== TASK DIRECTIONS ==
Work out how many lines of the material below mention the word "UROB"; reply with the number only.

--

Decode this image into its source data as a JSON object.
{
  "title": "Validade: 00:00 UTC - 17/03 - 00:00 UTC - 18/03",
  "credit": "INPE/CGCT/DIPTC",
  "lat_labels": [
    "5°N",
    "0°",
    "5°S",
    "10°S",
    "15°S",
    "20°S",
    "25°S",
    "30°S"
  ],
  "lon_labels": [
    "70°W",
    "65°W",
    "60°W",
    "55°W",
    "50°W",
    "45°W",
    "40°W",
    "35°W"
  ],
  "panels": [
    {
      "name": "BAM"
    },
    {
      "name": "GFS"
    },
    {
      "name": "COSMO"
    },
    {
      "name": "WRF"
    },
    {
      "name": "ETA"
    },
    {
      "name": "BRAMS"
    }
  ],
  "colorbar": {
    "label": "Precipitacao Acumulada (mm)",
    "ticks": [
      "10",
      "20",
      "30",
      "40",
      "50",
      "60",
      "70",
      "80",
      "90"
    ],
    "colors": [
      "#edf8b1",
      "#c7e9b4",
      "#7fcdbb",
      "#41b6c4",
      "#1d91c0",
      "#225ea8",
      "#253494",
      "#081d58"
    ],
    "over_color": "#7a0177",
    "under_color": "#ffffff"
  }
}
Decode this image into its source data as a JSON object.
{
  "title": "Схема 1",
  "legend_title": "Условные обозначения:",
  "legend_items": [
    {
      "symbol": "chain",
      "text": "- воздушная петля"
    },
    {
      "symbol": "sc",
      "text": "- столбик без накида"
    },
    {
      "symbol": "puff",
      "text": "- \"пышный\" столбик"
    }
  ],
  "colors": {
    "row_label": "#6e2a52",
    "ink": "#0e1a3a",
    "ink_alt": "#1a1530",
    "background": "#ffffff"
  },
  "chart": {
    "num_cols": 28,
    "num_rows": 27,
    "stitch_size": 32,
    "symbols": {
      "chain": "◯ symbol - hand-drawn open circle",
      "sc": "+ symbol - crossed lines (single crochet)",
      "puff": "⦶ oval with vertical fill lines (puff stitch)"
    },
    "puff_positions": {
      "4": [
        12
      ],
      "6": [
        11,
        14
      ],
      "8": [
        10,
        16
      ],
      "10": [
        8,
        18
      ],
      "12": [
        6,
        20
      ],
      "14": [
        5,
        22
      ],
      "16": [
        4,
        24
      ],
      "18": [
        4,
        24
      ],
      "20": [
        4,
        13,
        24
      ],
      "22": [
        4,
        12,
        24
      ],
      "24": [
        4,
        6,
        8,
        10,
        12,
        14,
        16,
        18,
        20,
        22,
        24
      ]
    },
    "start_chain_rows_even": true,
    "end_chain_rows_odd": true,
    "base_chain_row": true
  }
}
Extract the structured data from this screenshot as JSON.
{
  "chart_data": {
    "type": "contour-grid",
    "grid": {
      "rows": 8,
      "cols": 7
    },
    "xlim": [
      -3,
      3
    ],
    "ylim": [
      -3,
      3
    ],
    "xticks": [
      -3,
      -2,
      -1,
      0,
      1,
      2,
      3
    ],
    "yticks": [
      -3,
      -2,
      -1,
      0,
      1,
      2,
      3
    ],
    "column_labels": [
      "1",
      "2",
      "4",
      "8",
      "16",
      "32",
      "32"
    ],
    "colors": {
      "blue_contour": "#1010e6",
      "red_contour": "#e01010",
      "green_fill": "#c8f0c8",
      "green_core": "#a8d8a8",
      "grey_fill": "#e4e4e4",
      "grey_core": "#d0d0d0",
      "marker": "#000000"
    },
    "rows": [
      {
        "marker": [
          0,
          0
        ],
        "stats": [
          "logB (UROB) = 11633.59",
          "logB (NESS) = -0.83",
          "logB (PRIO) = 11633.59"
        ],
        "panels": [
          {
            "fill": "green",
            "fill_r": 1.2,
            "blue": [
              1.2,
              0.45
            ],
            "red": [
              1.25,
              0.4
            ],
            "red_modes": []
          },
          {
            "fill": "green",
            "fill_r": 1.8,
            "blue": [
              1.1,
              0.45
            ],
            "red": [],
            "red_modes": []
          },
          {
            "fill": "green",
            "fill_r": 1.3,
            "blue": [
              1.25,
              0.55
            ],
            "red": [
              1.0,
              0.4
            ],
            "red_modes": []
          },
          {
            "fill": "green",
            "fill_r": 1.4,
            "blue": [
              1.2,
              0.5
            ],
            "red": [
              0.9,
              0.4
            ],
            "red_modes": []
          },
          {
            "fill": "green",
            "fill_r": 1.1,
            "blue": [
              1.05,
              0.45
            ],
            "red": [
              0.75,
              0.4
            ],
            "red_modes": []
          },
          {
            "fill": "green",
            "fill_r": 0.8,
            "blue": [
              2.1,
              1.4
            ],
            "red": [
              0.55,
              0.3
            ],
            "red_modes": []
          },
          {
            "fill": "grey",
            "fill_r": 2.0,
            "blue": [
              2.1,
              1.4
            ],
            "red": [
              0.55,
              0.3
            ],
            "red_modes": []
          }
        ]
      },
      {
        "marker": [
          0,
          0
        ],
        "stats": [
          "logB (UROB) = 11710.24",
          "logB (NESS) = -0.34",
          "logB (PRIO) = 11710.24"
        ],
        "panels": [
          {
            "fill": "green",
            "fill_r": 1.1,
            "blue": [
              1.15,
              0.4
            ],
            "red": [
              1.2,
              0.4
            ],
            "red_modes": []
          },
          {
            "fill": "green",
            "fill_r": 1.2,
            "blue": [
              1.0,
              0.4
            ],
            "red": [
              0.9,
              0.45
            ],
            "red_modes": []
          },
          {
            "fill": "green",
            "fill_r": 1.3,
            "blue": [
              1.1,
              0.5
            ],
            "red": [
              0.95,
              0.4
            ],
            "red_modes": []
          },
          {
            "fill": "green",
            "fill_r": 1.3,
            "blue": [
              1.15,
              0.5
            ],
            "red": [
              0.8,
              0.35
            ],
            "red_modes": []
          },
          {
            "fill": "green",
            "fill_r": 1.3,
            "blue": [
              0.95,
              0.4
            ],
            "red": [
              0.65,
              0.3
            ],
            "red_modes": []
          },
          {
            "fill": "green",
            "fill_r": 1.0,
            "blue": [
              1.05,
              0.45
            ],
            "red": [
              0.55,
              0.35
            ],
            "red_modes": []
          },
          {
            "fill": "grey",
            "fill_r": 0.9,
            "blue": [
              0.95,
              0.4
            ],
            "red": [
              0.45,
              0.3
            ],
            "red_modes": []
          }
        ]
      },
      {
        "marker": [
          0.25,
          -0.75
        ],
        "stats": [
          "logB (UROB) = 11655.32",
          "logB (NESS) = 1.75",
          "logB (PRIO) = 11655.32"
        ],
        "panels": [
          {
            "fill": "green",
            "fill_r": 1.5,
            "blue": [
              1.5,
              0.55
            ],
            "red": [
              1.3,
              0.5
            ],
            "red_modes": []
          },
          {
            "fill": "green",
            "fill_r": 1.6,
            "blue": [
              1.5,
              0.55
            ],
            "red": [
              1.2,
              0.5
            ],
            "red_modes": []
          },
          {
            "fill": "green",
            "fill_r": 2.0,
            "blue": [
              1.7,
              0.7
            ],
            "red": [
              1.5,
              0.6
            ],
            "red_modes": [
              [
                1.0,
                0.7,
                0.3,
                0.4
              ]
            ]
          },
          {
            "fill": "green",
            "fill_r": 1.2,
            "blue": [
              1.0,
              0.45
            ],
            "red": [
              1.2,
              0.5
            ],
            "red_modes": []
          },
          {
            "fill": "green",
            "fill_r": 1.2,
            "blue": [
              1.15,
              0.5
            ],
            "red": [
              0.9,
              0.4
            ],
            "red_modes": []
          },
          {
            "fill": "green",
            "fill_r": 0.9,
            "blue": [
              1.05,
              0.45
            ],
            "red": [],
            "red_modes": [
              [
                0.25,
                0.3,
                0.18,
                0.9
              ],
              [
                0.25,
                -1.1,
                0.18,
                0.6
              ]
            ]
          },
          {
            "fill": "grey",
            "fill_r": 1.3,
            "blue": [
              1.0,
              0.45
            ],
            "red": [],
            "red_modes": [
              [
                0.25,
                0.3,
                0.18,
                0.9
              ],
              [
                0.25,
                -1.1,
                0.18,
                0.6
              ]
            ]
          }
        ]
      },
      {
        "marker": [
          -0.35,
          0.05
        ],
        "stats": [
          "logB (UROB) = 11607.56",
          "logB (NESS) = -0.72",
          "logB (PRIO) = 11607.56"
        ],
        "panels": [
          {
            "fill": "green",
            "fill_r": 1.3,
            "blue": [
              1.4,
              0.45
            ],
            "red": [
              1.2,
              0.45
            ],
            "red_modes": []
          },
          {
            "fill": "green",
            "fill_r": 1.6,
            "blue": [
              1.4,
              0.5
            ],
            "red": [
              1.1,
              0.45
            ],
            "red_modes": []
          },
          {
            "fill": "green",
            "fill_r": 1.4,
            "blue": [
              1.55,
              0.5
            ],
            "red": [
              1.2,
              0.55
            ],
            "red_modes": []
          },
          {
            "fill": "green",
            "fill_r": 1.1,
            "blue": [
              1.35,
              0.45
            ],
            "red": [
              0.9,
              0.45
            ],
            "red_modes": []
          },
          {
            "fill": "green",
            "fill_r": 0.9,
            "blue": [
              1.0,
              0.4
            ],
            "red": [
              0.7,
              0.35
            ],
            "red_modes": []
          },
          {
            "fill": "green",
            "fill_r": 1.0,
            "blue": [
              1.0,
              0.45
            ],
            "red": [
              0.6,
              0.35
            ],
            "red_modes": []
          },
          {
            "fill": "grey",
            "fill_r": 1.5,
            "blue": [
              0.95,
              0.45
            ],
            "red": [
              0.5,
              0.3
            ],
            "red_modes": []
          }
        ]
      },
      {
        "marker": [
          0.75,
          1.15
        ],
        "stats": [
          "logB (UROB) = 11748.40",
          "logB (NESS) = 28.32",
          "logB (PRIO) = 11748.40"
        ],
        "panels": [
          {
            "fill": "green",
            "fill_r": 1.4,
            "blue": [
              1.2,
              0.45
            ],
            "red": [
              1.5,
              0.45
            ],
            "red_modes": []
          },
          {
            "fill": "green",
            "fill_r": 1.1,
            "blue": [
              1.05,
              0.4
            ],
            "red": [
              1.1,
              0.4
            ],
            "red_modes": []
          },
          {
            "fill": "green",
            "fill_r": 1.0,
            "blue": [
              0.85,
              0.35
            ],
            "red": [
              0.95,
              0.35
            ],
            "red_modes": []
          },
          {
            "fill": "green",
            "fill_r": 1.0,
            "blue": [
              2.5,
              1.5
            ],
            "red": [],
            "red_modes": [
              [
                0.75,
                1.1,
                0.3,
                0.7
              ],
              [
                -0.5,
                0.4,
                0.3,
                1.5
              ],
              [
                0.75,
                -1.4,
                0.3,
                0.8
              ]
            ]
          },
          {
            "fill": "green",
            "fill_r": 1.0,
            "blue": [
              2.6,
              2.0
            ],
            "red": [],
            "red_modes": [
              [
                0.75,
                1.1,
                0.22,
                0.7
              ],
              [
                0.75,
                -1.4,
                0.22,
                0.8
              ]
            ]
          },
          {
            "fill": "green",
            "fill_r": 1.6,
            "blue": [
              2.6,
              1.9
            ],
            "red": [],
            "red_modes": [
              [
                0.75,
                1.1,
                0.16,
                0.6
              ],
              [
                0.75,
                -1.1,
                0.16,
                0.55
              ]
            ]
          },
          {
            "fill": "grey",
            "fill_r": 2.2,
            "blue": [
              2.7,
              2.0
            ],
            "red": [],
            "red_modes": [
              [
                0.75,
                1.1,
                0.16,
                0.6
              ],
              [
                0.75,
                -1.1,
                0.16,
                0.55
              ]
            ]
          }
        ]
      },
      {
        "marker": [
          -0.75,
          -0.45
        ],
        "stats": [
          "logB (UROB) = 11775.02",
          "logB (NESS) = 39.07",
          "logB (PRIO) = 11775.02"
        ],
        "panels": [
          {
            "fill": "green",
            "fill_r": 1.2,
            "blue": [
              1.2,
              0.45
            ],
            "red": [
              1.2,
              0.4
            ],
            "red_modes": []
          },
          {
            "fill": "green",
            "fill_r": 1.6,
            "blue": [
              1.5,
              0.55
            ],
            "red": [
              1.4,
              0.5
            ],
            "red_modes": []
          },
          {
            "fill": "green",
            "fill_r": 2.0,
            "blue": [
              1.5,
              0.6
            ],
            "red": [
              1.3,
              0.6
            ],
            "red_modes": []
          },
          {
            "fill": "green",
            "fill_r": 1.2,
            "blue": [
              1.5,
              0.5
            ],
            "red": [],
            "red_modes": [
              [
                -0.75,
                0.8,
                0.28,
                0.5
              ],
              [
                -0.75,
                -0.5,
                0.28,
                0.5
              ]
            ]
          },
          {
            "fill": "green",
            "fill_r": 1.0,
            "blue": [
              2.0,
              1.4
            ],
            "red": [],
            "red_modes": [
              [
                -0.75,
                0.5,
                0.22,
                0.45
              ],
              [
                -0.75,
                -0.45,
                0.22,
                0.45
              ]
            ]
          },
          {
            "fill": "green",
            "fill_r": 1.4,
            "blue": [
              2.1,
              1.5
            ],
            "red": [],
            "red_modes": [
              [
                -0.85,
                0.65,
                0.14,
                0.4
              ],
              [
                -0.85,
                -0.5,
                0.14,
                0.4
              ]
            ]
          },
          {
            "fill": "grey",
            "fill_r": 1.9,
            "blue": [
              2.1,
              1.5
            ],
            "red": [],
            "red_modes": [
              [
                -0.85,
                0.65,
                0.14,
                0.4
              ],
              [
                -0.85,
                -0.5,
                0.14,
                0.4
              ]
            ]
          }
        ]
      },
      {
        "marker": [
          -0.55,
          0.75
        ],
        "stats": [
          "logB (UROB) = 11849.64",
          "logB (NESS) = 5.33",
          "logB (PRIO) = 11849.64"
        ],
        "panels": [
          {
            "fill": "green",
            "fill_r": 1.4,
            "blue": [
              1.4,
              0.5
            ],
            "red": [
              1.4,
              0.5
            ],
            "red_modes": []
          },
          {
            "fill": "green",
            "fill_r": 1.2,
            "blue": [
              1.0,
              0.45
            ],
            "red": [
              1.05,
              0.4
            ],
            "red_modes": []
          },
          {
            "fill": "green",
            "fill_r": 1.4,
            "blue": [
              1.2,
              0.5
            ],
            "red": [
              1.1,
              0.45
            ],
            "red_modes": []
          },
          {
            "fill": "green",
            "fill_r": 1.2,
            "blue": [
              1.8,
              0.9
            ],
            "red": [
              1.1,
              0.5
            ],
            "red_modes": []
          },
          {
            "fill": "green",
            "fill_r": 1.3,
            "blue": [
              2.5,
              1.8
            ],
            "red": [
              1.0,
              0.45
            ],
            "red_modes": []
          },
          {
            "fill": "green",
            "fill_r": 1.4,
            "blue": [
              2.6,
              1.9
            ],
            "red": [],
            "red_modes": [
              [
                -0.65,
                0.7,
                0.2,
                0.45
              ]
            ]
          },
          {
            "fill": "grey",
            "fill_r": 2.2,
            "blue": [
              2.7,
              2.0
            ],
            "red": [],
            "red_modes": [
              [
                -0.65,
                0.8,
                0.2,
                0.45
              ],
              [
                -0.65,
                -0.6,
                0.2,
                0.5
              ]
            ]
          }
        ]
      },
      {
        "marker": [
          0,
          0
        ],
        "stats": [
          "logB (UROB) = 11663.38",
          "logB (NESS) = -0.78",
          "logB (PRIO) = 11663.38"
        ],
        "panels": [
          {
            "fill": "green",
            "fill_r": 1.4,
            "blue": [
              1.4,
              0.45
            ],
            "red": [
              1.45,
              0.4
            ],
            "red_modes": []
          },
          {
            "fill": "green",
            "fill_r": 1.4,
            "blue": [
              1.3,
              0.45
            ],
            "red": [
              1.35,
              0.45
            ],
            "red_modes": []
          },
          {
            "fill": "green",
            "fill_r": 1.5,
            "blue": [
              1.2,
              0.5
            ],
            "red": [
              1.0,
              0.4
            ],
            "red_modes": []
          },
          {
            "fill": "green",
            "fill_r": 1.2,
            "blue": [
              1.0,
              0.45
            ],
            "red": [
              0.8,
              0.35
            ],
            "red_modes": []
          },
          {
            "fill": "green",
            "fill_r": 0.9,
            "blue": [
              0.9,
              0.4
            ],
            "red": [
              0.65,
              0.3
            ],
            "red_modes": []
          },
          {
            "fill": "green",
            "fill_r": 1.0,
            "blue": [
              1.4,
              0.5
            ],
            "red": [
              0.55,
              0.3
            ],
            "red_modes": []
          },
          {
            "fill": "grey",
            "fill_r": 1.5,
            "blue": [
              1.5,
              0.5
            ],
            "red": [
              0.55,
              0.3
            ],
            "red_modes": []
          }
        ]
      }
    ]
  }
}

--

== RESULT ==
8